§ TASK BRIEF:
Copy each line below in which the string "text" occurs.

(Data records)
----------------------------------------
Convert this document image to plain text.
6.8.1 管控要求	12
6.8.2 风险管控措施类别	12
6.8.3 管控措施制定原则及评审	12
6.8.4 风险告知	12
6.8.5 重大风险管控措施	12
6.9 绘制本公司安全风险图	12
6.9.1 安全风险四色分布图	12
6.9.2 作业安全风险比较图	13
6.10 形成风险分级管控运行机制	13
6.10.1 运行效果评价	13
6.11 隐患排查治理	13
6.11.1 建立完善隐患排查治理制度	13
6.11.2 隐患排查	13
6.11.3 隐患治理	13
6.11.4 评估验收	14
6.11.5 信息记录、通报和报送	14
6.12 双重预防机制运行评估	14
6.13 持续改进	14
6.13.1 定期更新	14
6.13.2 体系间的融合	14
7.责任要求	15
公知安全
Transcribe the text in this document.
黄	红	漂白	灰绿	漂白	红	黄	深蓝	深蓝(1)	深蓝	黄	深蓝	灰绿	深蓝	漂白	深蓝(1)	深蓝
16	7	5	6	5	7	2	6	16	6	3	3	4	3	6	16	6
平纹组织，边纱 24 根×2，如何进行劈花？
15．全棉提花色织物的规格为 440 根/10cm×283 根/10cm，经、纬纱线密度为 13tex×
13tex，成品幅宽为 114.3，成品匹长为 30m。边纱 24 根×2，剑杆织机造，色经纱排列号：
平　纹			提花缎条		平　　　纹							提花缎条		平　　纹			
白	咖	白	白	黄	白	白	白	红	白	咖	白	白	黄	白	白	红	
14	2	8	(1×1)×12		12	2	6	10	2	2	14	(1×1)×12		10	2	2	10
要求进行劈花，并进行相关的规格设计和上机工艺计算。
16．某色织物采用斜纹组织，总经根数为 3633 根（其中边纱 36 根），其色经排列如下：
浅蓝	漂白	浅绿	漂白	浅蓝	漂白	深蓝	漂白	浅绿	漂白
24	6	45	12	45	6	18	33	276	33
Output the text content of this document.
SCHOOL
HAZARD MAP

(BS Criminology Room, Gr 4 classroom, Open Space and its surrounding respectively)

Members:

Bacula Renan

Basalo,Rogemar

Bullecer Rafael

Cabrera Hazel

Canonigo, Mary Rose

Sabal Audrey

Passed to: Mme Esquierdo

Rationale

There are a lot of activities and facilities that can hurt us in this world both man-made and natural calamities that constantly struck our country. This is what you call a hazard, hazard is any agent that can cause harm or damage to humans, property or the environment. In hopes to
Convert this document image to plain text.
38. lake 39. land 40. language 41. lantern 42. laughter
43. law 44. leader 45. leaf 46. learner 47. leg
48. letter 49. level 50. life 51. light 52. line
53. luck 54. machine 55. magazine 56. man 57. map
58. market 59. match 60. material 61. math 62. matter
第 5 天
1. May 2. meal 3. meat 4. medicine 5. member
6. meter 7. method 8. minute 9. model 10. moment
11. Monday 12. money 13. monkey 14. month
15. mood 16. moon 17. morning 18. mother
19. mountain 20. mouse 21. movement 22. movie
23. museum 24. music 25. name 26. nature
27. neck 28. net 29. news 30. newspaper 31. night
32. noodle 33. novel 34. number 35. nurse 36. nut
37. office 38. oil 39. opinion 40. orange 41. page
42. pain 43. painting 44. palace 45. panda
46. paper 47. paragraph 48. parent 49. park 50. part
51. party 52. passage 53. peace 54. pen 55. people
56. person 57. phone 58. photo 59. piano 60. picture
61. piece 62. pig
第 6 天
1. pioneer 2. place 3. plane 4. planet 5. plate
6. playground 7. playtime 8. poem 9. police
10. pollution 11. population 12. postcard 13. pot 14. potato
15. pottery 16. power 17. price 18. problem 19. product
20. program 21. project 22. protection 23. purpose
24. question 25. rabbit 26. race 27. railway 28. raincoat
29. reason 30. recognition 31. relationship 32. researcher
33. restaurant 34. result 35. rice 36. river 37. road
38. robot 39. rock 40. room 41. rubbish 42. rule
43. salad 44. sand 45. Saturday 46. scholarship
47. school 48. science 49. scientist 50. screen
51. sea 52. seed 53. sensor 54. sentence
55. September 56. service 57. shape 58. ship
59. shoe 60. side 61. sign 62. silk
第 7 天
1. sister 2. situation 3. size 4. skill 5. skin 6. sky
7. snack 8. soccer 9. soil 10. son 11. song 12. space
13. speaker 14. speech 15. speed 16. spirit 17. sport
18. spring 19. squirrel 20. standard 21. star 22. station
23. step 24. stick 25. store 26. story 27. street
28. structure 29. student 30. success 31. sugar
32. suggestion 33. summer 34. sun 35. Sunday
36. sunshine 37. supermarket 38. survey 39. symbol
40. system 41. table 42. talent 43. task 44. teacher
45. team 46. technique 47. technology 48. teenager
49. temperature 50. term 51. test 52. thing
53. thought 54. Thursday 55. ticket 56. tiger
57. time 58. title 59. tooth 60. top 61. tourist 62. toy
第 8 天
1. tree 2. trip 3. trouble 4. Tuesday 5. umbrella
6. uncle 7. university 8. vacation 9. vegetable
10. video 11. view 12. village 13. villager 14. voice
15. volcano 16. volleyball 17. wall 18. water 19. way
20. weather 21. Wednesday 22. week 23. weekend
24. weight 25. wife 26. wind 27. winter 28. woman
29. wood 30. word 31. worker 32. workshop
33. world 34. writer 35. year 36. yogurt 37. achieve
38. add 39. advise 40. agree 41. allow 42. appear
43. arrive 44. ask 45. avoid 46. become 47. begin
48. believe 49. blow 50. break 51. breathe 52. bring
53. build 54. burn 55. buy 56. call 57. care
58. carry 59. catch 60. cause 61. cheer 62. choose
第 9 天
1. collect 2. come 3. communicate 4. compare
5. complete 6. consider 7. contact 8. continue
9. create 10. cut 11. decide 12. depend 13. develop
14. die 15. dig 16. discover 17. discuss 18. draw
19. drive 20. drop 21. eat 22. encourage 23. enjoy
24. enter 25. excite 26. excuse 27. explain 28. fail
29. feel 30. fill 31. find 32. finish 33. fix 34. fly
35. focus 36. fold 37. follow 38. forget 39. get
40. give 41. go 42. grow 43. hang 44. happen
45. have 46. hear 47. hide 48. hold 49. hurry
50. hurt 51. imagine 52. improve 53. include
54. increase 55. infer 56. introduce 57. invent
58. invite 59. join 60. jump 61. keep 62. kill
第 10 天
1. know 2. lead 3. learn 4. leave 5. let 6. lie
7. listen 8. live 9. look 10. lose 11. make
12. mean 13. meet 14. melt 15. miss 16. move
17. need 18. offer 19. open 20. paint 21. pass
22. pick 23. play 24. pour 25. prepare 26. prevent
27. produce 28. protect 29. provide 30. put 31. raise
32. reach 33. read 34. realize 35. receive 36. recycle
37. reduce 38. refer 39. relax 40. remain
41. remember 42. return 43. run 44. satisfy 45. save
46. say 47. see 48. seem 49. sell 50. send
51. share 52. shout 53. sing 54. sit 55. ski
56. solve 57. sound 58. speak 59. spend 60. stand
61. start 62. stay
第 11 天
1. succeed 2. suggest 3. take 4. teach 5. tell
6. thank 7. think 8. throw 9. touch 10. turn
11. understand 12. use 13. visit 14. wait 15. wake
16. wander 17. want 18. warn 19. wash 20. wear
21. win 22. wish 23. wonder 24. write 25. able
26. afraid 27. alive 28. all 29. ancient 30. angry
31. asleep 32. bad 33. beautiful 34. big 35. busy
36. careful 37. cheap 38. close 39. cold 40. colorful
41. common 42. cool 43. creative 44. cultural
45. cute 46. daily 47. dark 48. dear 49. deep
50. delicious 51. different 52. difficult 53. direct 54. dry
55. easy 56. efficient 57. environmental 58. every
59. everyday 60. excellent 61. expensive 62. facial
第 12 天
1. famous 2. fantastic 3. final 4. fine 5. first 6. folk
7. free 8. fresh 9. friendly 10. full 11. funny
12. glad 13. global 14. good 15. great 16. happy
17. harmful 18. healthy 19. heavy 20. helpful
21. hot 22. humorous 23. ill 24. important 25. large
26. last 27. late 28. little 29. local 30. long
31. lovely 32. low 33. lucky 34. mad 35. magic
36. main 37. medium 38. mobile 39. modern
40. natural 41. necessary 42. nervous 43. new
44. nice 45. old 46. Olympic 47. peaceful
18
----------------------------------------
§ EXPECTED ANSWER:
Convert this document image to plain text.
Transcribe the text in this document.
Output the text content of this document.
Convert this document image to plain text.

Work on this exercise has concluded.